TASK:
Go through the material below and copy all lines with "title".

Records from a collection
----------------

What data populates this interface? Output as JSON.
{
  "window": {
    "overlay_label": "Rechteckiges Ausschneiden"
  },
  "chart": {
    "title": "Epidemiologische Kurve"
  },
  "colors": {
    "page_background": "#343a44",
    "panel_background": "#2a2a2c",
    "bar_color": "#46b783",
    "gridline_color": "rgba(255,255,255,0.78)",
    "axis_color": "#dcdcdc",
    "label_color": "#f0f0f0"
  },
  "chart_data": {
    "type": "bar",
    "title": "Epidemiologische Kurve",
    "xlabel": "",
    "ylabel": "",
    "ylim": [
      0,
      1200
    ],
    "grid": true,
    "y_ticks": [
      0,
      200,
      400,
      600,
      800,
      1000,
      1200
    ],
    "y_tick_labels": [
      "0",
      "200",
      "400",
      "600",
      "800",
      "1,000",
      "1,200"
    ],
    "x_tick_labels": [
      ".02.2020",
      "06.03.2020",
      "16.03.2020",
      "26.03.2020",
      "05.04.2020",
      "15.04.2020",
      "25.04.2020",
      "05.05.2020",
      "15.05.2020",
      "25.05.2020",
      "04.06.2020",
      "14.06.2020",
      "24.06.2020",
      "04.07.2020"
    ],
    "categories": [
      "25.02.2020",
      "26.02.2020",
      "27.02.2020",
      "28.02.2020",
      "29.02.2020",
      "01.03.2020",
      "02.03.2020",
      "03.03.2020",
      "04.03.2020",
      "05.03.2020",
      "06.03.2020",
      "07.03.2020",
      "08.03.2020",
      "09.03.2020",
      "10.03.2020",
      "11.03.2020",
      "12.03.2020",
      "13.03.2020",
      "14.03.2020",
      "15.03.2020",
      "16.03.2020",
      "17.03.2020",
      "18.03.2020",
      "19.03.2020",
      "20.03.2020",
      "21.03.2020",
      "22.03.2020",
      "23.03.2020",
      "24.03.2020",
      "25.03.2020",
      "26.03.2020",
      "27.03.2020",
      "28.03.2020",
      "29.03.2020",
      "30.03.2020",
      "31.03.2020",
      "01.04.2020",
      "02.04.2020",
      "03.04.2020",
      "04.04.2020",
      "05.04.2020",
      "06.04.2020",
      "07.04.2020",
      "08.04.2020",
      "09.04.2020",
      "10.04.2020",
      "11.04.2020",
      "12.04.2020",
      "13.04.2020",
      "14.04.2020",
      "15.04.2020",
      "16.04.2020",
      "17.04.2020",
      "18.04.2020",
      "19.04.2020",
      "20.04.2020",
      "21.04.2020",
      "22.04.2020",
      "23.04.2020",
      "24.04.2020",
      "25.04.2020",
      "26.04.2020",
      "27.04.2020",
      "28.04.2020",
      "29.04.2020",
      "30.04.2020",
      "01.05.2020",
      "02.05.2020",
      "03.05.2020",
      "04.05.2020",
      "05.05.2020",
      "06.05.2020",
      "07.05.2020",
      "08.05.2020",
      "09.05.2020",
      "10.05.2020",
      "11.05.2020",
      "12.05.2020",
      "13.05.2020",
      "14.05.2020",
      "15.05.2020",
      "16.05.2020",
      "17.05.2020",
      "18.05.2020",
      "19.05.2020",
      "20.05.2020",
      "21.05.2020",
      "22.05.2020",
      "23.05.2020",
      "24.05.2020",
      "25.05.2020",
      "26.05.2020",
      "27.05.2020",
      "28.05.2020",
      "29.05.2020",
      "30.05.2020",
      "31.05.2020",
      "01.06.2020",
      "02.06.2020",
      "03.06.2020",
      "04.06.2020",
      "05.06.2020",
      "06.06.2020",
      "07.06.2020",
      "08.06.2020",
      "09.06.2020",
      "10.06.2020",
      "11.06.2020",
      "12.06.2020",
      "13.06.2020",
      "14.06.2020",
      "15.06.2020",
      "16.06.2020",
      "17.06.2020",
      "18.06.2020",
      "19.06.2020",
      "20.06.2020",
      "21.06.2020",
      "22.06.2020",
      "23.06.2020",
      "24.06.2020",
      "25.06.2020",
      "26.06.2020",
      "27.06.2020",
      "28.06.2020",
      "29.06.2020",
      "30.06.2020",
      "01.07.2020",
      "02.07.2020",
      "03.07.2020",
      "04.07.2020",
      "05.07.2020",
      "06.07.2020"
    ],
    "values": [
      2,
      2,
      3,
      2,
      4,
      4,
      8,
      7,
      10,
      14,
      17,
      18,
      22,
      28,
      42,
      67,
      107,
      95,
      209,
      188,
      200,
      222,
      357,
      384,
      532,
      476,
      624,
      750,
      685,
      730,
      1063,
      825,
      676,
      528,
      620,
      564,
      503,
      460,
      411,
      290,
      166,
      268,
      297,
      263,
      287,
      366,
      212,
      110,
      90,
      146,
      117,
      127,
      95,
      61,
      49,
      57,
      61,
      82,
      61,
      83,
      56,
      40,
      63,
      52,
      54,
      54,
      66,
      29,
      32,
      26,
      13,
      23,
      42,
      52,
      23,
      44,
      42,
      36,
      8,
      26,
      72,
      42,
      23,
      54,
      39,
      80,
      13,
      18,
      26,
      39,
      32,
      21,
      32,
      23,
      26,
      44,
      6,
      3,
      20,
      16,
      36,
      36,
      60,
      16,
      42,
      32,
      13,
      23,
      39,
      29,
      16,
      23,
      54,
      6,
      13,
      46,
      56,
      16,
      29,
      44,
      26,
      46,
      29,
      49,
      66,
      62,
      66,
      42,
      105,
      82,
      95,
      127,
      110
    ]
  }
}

----------------

EXERCISE ANSWER:
    "title": "Epidemiologische Kurve"
    "title": "Epidemiologische Kurve",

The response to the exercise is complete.